TESTO ESTRATTO:
========================================================================

L’aspettativa a quel punto era stata creata: limitarsi a confermare che i proventi dei titoli acquistati con il programma pandemico Pepp che andranno in scadenza saranno reinvestiti in maniera flessibile – quindi se necessario privilegiando i bond degli “anelli deboli” – è stato considerato deludente. Come Baglioni aveva evidenziato in un’analisi su lavoce.info, lasciava molti dubbi su cosa l’istituzione di Francoforte sarebbe concretamente in grado di fare in caso di attacco sul debito italiano: “La Bce dovrà attendere che scadano titoli di altri paesi per acquistare Btp? Oppure sarà disposta ad anticipare l’acquisto di Btp per essere più tempestiva? Non lo sappiamo”. Secondo stime di Société Générale, se anche l’Eurotower reinvestisse l’intero flusso di obbligazioni tedesche e francesi in Italia la cifra a disposizione sarebbe molto inferiore agli acquisti netti di titoli italiani fatti finora. Di qui la fiammata dei rendimenti di Roma e Madrid e il pessimo segnale arrivato dall’asta dei Btp di martedì quando i tassi di quelli a 3 e 7 anni sono saliti ai massimi dagli anni della crisi dei debiti sovrani.

========================================================================

VOCI FORNITE:
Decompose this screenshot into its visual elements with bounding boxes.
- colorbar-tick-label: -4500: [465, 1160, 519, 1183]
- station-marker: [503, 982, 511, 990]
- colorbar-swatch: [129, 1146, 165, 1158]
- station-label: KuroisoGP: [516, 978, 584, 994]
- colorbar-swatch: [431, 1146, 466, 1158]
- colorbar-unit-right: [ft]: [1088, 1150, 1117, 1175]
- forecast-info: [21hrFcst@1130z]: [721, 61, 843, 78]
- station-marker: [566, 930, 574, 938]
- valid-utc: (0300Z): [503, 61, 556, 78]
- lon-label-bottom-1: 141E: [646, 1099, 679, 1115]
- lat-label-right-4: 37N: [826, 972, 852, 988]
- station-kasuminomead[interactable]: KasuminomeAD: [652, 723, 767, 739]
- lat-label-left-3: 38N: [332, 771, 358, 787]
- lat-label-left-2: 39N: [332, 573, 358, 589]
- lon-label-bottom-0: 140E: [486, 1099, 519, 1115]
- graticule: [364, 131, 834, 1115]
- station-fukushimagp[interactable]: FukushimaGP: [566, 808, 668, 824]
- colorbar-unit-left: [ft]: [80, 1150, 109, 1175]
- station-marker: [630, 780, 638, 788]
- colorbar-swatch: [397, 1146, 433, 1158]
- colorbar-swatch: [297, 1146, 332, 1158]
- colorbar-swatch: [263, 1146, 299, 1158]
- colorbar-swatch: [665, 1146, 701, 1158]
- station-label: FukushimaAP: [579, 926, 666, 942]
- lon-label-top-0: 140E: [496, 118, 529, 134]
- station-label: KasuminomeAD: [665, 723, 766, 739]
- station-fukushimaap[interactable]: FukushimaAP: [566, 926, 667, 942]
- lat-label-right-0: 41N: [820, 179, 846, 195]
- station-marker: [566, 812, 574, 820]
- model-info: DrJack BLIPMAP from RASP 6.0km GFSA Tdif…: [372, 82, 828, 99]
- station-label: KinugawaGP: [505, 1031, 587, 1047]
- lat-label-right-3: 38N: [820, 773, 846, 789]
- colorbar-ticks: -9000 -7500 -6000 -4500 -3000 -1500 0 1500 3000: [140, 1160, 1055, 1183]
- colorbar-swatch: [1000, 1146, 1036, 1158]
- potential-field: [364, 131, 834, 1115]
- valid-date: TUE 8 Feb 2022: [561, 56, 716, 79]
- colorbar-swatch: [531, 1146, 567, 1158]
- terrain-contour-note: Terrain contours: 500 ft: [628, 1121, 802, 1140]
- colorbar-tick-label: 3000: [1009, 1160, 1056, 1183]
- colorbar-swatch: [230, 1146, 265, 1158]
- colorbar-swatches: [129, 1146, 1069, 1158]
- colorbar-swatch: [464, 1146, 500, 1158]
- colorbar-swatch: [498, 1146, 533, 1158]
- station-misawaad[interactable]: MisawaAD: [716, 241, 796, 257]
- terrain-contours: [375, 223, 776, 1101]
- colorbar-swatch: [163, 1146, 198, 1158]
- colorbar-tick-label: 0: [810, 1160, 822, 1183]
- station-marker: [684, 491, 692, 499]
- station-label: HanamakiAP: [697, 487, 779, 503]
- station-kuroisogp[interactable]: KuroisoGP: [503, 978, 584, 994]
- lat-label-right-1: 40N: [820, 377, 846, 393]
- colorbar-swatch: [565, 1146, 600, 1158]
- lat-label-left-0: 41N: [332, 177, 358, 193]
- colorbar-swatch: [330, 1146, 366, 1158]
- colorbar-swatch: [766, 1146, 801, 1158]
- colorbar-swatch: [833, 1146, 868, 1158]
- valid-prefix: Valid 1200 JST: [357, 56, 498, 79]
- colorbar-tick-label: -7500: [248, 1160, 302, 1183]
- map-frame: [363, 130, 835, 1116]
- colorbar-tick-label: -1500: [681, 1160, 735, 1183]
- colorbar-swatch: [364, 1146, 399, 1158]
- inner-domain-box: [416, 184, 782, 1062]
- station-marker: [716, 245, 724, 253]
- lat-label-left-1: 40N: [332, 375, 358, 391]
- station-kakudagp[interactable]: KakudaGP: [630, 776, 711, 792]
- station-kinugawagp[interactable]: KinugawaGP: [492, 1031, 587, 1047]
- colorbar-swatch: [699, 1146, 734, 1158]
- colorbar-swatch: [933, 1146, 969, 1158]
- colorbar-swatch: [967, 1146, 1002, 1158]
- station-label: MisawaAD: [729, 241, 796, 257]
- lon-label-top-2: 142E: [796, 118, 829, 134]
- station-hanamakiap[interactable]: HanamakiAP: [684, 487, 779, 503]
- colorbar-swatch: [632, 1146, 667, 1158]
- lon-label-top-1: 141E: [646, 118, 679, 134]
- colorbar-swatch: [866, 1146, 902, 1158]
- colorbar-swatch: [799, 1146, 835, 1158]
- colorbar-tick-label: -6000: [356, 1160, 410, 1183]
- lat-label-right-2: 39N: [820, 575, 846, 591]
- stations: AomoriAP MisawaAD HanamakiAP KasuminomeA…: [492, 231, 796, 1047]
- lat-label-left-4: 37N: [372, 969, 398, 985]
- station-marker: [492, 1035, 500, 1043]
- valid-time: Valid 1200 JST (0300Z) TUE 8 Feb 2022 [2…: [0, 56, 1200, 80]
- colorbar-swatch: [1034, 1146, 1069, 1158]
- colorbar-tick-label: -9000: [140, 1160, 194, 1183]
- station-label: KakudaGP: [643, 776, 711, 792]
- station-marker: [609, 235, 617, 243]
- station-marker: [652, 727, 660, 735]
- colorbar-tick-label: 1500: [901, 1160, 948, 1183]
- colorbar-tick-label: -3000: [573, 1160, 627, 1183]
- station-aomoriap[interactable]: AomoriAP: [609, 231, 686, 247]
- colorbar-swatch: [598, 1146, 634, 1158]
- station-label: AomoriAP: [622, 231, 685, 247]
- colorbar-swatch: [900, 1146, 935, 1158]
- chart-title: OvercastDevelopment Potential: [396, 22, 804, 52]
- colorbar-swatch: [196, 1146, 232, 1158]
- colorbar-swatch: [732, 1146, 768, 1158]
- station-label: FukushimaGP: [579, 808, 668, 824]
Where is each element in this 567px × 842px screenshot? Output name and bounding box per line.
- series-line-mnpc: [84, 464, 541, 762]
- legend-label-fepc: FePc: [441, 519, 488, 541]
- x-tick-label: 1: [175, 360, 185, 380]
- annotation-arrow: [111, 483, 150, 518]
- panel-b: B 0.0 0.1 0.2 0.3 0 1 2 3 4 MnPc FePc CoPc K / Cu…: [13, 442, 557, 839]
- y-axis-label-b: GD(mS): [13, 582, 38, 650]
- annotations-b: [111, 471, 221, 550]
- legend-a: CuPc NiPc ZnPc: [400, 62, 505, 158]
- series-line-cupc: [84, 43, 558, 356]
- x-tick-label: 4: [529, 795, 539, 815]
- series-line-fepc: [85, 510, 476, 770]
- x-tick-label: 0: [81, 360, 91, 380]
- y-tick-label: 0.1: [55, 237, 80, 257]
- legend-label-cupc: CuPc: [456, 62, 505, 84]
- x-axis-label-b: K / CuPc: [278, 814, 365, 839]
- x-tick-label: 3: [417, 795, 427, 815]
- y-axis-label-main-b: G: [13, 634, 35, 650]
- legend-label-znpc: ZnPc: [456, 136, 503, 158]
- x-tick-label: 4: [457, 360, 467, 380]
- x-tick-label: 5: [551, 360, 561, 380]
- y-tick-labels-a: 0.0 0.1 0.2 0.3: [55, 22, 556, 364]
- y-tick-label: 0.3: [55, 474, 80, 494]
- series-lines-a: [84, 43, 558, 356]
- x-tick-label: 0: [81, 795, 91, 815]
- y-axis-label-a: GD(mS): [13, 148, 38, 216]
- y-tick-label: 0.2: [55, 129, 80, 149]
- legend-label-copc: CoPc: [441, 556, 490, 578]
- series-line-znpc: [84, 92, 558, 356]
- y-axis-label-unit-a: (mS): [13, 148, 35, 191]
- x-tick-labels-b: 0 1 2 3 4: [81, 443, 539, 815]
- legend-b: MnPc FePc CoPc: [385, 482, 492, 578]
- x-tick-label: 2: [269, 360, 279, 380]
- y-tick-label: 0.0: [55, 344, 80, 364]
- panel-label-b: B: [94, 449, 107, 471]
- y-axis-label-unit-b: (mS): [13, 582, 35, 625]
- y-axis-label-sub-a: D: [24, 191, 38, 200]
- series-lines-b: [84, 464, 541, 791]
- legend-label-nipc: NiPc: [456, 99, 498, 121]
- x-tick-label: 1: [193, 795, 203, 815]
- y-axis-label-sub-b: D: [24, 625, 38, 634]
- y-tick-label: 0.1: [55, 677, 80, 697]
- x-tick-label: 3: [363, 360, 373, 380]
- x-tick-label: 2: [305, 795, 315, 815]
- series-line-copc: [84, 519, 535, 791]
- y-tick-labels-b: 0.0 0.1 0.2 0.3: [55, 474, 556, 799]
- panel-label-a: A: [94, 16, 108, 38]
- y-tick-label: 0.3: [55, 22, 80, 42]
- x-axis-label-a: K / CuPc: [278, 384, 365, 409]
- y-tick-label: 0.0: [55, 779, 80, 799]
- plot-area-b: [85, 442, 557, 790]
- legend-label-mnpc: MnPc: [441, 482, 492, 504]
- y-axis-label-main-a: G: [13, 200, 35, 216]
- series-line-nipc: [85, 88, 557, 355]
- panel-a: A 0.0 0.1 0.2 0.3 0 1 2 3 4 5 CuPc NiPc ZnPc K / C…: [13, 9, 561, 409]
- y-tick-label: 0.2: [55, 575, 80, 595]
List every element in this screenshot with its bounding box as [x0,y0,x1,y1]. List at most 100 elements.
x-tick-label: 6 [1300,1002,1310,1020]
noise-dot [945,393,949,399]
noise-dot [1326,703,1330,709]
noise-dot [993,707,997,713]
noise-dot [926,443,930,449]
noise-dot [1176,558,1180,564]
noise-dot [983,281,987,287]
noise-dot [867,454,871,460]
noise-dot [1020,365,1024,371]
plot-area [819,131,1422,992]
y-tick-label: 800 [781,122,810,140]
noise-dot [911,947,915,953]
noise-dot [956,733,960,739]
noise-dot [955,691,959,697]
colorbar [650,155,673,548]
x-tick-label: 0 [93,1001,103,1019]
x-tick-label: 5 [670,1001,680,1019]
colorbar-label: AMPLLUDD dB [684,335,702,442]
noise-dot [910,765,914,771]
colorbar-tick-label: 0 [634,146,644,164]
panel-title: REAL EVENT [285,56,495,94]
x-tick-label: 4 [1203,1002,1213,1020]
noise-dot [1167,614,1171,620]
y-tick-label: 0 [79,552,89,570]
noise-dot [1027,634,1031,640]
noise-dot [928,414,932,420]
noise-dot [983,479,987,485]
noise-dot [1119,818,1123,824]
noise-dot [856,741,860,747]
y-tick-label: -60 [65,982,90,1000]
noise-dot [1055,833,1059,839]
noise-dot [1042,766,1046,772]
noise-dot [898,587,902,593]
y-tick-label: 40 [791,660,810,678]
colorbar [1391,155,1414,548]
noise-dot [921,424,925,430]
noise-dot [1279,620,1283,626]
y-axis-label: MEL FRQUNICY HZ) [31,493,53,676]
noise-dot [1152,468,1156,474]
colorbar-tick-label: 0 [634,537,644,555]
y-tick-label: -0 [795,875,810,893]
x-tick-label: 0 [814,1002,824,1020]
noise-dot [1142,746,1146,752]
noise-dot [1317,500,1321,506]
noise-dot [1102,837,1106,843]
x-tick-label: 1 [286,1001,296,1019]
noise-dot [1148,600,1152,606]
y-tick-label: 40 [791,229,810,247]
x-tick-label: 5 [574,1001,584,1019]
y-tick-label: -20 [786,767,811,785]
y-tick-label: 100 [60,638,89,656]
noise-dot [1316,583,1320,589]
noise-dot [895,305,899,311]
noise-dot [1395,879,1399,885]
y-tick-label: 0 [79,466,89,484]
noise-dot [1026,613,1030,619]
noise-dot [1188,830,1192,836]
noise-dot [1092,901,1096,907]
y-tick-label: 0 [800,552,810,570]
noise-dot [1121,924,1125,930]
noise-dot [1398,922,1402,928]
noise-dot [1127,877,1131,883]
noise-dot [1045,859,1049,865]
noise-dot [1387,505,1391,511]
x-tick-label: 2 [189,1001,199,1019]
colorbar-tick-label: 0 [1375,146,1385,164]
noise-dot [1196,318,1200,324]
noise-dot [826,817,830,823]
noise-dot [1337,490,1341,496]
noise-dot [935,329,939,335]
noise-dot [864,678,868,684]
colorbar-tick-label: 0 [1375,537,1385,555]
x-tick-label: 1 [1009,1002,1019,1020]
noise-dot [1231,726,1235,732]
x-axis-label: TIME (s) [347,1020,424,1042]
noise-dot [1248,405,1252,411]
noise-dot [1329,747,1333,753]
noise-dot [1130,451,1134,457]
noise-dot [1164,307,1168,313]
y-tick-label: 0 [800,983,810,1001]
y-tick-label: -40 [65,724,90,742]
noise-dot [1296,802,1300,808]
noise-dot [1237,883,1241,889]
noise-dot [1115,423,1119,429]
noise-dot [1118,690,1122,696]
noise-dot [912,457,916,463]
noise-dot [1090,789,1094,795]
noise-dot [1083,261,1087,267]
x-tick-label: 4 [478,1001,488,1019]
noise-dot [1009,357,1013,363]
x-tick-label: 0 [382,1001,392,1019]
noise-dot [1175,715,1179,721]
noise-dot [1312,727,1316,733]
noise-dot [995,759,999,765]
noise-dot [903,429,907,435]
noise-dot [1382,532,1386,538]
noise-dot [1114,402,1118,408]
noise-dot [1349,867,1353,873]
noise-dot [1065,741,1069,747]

========================================================================

COMPITI RICHIESTI:
(1) Nel testo sulla Bce, a chi sono attribuite le stime sul reinvestimento delle obbligazioni tedesche e francesi in Italia?
(2) Trasforma in un elenco puntato il paragrafo del testo sulla Bce che comincia con «L’aspettativa a quel punto», mantenendone i fatti principali.
(3) Scrivi il seguito del testo sulla Bce, ripartendo dopo l'ultima frase riportata.

RISULTATI IN ORDINE:
(1) A Société Générale.

(2)
- È stato giudicato deludente che la Bce si sia limitata a confermare il reinvestimento flessibile dei proventi dei titoli del programma Pepp in scadenza, eventualmente privilegiando i bond degli "anelli deboli".
- In un'analisi su lavoce.info, Baglioni aveva sottolineato i dubbi su ciò che la Bce potrebbe fare in caso di attacco al debito italiano: se debba attendere la scadenza di titoli di altri paesi o anticipare l'acquisto di Btp.
- Secondo Société Générale, anche reinvestendo in Italia l'intero flusso di obbligazioni tedesche e francesi, la cifra disponibile sarebbe molto inferiore agli acquisti netti di titoli italiani effettuati finora.
- Ne sono derivati l'impennata dei rendimenti di Roma e Madrid e il pessimo segnale dell'asta dei Btp di martedì, con i tassi a 3 e 7 anni ai massimi dagli anni della crisi dei debiti sovrani.

(3)
Il nuovo meeting del Consiglio direttivo convocato per correre ai ripari ha formalizzato l’impegno a varare un nuovo scudo ma ha anche preso tempo, rinviando tutto a data da destinarsi. “Il messaggio è che si dovrà aspettare almeno la prossima riunione del Consiglio, a metà luglio, e non è nemmeno detto che a quel punto arrivi il via libera”, spiega il docente della Cattolica di Milano ed ex membro del Banking Stakeholder Group della European Banking Authority. Buio fitto anche sulle condizionalità che accompagneranno il nuovo strumento: l’era dei memorandum con il Mes previsti dalle Outright monetary transactions messe a punto (e mai utilizzate) all’epoca di Draghi sembra definitivamente tramontata. Ma da cosa saranno sostituiti? L’impegno a rispettare il Patto di stabilità, ora sospeso e in fase di revisione?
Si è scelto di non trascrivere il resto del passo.